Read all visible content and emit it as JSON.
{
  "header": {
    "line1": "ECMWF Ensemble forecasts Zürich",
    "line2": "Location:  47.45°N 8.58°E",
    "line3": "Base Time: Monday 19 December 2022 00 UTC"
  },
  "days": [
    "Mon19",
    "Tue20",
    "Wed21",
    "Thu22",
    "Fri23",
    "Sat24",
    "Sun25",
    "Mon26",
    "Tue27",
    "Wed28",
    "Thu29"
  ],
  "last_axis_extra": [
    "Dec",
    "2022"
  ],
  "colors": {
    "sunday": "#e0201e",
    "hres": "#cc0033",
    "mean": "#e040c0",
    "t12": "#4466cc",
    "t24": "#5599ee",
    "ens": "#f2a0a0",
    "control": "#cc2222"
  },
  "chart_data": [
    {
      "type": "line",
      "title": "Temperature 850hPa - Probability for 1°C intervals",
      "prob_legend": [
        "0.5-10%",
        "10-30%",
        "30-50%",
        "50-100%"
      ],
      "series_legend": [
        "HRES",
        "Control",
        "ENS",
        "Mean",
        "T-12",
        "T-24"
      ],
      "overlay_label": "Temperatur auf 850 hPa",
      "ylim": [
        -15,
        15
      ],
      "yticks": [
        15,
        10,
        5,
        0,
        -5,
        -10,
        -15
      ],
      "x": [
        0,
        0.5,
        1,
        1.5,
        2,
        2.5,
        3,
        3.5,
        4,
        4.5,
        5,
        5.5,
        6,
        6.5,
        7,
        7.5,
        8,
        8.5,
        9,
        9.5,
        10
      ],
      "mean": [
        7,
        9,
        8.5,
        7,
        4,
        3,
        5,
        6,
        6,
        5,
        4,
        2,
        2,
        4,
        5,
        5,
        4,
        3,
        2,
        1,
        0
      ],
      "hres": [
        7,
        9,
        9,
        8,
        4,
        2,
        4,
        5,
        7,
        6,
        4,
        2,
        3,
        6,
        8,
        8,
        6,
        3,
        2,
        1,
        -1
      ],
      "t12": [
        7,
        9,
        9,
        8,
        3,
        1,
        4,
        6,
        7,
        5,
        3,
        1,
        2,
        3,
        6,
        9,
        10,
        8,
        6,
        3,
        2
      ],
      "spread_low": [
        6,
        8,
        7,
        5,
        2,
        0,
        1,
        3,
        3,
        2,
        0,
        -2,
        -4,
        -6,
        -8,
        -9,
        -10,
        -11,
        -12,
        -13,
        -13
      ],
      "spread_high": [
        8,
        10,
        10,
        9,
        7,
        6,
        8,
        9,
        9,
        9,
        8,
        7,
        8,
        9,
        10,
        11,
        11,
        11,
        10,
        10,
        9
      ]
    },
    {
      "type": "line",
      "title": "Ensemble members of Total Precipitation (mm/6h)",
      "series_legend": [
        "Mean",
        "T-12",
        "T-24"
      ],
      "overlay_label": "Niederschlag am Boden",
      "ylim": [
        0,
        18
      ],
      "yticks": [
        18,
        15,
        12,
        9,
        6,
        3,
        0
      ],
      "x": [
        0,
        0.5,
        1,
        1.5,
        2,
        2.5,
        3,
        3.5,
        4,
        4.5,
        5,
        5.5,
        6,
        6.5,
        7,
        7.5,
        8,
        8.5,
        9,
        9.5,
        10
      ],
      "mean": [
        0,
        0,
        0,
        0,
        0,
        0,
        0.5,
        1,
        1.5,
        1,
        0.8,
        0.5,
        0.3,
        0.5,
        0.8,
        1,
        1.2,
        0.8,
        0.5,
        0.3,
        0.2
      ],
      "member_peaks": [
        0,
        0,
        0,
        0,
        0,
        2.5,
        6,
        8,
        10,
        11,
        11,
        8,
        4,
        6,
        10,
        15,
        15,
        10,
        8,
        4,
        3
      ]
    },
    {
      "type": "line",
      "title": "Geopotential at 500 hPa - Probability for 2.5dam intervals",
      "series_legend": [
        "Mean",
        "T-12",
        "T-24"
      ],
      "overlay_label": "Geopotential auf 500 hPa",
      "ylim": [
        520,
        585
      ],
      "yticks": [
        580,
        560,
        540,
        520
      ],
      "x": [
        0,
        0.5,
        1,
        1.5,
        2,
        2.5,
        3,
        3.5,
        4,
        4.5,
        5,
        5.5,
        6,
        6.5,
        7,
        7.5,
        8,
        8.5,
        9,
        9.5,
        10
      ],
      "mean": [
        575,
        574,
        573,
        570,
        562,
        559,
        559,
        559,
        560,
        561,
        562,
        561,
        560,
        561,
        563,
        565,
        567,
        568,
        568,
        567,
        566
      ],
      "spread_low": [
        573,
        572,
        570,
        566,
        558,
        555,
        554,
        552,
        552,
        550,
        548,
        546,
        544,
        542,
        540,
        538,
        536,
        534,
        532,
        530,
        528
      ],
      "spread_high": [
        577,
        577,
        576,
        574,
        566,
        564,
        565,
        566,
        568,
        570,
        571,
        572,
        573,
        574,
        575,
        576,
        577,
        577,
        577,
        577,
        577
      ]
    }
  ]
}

*EXERCISE DESCRIPTION:* A number is the only answer here: how many lines of the material above contain "Geopotential"?

*WORKED SOLUTION:* 2